Data extracted from a collection:

* start *

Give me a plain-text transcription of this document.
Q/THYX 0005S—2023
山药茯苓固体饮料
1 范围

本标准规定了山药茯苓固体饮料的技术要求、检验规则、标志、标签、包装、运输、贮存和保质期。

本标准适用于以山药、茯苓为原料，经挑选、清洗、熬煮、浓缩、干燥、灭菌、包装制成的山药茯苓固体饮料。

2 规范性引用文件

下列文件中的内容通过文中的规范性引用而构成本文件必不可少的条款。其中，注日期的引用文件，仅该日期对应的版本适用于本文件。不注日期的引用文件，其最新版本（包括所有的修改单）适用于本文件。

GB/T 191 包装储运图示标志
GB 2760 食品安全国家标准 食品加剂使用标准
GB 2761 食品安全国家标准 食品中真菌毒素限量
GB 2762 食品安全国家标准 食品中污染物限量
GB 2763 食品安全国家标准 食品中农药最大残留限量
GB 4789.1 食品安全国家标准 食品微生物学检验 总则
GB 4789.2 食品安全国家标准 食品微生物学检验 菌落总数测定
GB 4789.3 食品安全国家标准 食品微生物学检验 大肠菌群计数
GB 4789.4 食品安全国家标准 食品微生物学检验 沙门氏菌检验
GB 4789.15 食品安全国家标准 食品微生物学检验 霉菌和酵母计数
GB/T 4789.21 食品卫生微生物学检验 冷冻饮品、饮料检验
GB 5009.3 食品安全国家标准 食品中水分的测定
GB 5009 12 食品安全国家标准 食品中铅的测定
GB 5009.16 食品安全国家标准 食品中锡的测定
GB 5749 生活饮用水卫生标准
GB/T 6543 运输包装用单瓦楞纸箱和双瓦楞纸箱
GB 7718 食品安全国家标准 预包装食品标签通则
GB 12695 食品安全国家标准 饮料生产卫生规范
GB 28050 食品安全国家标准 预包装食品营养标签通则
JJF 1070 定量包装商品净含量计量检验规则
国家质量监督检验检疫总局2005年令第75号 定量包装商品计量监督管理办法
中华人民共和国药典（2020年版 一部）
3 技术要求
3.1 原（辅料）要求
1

* end *

Search the records above for "食品微生物学检验". Copy each line where it is found.

» Task solution
GB 4789.1 食品安全国家标准 食品微生物学检验 总则
GB 4789.2 食品安全国家标准 食品微生物学检验 菌落总数测定
GB 4789.3 食品安全国家标准 食品微生物学检验 大肠菌群计数
GB 4789.4 食品安全国家标准 食品微生物学检验 沙门氏菌检验
GB 4789.15 食品安全国家标准 食品微生物学检验 霉菌和酵母计数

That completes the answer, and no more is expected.